Begin Supplied material

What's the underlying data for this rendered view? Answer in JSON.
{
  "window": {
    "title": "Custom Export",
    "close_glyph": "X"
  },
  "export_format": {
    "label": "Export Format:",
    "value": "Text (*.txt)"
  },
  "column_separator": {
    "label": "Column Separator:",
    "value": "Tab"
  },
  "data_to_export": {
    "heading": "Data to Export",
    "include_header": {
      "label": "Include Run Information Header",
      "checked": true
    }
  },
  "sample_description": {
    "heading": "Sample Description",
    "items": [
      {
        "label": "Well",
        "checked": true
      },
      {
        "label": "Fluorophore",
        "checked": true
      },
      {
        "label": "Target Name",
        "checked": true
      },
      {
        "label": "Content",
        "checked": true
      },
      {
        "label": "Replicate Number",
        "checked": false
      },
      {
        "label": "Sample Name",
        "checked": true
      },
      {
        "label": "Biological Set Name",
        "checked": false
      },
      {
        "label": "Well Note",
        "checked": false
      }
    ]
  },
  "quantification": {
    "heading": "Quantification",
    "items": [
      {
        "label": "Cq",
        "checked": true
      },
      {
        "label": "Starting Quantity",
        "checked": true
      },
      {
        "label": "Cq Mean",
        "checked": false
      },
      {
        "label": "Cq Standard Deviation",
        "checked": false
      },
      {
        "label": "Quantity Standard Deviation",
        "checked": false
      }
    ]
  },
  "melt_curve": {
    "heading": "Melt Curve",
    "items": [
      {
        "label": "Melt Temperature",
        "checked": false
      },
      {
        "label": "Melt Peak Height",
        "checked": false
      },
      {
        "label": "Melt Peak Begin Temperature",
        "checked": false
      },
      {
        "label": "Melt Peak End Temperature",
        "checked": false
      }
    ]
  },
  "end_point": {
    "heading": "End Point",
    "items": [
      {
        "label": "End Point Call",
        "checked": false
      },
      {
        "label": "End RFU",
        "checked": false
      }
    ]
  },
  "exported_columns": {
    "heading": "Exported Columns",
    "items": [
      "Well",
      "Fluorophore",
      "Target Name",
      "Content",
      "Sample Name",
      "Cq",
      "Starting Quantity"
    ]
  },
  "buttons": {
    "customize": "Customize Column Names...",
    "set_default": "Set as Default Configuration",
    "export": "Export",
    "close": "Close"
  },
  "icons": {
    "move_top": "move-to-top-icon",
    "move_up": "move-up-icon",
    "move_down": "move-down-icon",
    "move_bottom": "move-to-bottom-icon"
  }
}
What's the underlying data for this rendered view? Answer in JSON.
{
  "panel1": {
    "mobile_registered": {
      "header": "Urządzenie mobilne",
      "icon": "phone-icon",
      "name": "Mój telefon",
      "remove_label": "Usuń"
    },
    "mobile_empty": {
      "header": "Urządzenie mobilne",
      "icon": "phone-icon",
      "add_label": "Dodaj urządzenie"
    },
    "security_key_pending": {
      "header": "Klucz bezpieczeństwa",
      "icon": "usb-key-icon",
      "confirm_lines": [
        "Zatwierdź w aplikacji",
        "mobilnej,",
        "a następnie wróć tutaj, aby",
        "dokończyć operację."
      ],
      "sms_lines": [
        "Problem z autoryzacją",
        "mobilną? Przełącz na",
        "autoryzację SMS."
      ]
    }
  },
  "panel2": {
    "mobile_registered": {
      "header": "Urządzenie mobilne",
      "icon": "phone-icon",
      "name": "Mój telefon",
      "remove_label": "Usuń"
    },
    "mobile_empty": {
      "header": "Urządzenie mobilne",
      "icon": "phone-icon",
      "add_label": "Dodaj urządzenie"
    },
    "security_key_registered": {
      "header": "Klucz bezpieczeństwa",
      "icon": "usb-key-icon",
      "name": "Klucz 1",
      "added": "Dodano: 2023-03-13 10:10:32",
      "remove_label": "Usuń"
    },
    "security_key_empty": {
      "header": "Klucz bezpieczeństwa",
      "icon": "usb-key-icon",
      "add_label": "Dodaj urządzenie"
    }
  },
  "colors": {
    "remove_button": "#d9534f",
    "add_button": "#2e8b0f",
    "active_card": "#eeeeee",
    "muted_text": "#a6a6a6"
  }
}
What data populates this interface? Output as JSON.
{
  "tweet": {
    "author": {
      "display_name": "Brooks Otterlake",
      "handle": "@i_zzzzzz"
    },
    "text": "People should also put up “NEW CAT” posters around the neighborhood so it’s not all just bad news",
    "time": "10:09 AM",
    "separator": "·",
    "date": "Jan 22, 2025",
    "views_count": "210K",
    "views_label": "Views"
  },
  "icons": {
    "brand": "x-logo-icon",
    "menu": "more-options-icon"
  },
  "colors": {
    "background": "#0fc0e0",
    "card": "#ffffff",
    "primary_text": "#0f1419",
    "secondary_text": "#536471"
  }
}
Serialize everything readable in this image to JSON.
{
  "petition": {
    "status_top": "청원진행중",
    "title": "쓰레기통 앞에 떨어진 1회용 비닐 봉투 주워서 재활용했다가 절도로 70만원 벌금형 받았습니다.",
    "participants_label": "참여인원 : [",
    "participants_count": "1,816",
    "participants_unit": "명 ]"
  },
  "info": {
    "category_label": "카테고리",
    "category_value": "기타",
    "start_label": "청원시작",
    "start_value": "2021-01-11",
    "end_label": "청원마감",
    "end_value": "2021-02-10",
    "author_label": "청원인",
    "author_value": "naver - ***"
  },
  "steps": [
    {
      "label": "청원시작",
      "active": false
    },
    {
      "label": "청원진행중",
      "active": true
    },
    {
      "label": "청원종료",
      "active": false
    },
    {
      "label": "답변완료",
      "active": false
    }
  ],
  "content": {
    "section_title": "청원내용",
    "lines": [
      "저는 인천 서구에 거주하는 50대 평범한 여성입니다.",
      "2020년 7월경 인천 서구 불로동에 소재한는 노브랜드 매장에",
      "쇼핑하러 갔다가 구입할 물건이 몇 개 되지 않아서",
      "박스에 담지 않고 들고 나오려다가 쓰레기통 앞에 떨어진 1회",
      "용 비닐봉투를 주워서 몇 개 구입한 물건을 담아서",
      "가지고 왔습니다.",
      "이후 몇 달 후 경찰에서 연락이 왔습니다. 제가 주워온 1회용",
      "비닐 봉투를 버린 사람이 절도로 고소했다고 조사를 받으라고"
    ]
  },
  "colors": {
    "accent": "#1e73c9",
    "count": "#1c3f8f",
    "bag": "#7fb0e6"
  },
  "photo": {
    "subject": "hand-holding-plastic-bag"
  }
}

End Supplied material

◆ What is needed:
Exactly reproduce every record.

◆ Result of this exercise:
What's the underlying data for this rendered view? Answer in JSON.
{
  "window": {
    "title": "Custom Export",
    "close_glyph": "X"
  },
  "export_format": {
    "label": "Export Format:",
    "value": "Text (*.txt)"
  },
  "column_separator": {
    "label": "Column Separator:",
    "value": "Tab"
  },
  "data_to_export": {
    "heading": "Data to Export",
    "include_header": {
      "label": "Include Run Information Header",
      "checked": true
    }
  },
  "sample_description": {
    "heading": "Sample Description",
    "items": [
      {
        "label": "Well",
        "checked": true
      },
      {
        "label": "Fluorophore",
        "checked": true
      },
      {
        "label": "Target Name",
        "checked": true
      },
      {
        "label": "Content",
        "checked": true
      },
      {
        "label": "Replicate Number",
        "checked": false
      },
      {
        "label": "Sample Name",
        "checked": true
      },
      {
        "label": "Biological Set Name",
        "checked": false
      },
      {
        "label": "Well Note",
        "checked": false
      }
    ]
  },
  "quantification": {
    "heading": "Quantification",
    "items": [
      {
        "label": "Cq",
        "checked": true
      },
      {
        "label": "Starting Quantity",
        "checked": true
      },
      {
        "label": "Cq Mean",
        "checked": false
      },
      {
        "label": "Cq Standard Deviation",
        "checked": false
      },
      {
        "label": "Quantity Standard Deviation",
        "checked": false
      }
    ]
  },
  "melt_curve": {
    "heading": "Melt Curve",
    "items": [
      {
        "label": "Melt Temperature",
        "checked": false
      },
      {
        "label": "Melt Peak Height",
        "checked": false
      },
      {
        "label": "Melt Peak Begin Temperature",
        "checked": false
      },
      {
        "label": "Melt Peak End Temperature",
        "checked": false
      }
    ]
  },
  "end_point": {
    "heading": "End Point",
    "items": [
      {
        "label": "End Point Call",
        "checked": false
      },
      {
        "label": "End RFU",
        "checked": false
      }
    ]
  },
  "exported_columns": {
    "heading": "Exported Columns",
    "items": [
      "Well",
      "Fluorophore",
      "Target Name",
      "Content",
      "Sample Name",
      "Cq",
      "Starting Quantity"
    ]
  },
  "buttons": {
    "customize": "Customize Column Names...",
    "set_default": "Set as Default Configuration",
    "export": "Export",
    "close": "Close"
  },
  "icons": {
    "move_top": "move-to-top-icon",
    "move_up": "move-up-icon",
    "move_down": "move-down-icon",
    "move_bottom": "move-to-bottom-icon"
  }
}
What's the underlying data for this rendered view? Answer in JSON.
{
  "panel1": {
    "mobile_registered": {
      "header": "Urządzenie mobilne",
      "icon": "phone-icon",
      "name": "Mój telefon",
      "remove_label": "Usuń"
    },
    "mobile_empty": {
      "header": "Urządzenie mobilne",
      "icon": "phone-icon",
      "add_label": "Dodaj urządzenie"
    },
    "security_key_pending": {
      "header": "Klucz bezpieczeństwa",
      "icon": "usb-key-icon",
      "confirm_lines": [
        "Zatwierdź w aplikacji",
        "mobilnej,",
        "a następnie wróć tutaj, aby",
        "dokończyć operację."
      ],
      "sms_lines": [
        "Problem z autoryzacją",
        "mobilną? Przełącz na",
        "autoryzację SMS."
      ]
    }
  },
  "panel2": {
    "mobile_registered": {
      "header": "Urządzenie mobilne",
      "icon": "phone-icon",
      "name": "Mój telefon",
      "remove_label": "Usuń"
    },
    "mobile_empty": {
      "header": "Urządzenie mobilne",
      "icon": "phone-icon",
      "add_label": "Dodaj urządzenie"
    },
    "security_key_registered": {
      "header": "Klucz bezpieczeństwa",
      "icon": "usb-key-icon",
      "name": "Klucz 1",
      "added": "Dodano: 2023-03-13 10:10:32",
      "remove_label": "Usuń"
    },
    "security_key_empty": {
      "header": "Klucz bezpieczeństwa",
      "icon": "usb-key-icon",
      "add_label": "Dodaj urządzenie"
    }
  },
  "colors": {
    "remove_button": "#d9534f",
    "add_button": "#2e8b0f",
    "active_card": "#eeeeee",
    "muted_text": "#a6a6a6"
  }
}
What data populates this interface? Output as JSON.
{
  "tweet": {
    "author": {
      "display_name": "Brooks Otterlake",
      "handle": "@i_zzzzzz"
    },
    "text": "People should also put up “NEW CAT” posters around the neighborhood so it’s not all just bad news",
    "time": "10:09 AM",
    "separator": "·",
    "date": "Jan 22, 2025",
    "views_count": "210K",
    "views_label": "Views"
  },
  "icons": {
    "brand": "x-logo-icon",
    "menu": "more-options-icon"
  },
  "colors": {
    "background": "#0fc0e0",
    "card": "#ffffff",
    "primary_text": "#0f1419",
    "secondary_text": "#536471"
  }
}
Serialize everything readable in this image to JSON.
{
  "petition": {
    "status_top": "청원진행중",
    "title": "쓰레기통 앞에 떨어진 1회용 비닐 봉투 주워서 재활용했다가 절도로 70만원 벌금형 받았습니다.",
    "participants_label": "참여인원 : [",
    "participants_count": "1,816",
    "participants_unit": "명 ]"
  },
  "info": {
    "category_label": "카테고리",
    "category_value": "기타",
    "start_label": "청원시작",
    "start_value": "2021-01-11",
    "end_label": "청원마감",
    "end_value": "2021-02-10",
    "author_label": "청원인",
    "author_value": "naver - ***"
  },
  "steps": [
    {
      "label": "청원시작",
      "active": false
    },
    {
      "label": "청원진행중",
      "active": true
    },
    {
      "label": "청원종료",
      "active": false
    },
    {
      "label": "답변완료",
      "active": false
    }
  ],
  "content": {
    "section_title": "청원내용",
    "lines": [
      "저는 인천 서구에 거주하는 50대 평범한 여성입니다.",
      "2020년 7월경 인천 서구 불로동에 소재한는 노브랜드 매장에",
      "쇼핑하러 갔다가 구입할 물건이 몇 개 되지 않아서",
      "박스에 담지 않고 들고 나오려다가 쓰레기통 앞에 떨어진 1회",
      "용 비닐봉투를 주워서 몇 개 구입한 물건을 담아서",
      "가지고 왔습니다.",
      "이후 몇 달 후 경찰에서 연락이 왔습니다. 제가 주워온 1회용",
      "비닐 봉투를 버린 사람이 절도로 고소했다고 조사를 받으라고"
    ]
  },
  "colors": {
    "accent": "#1e73c9",
    "count": "#1c3f8f",
    "bag": "#7fb0e6"
  },
  "photo": {
    "subject": "hand-holding-plastic-bag"
  }
}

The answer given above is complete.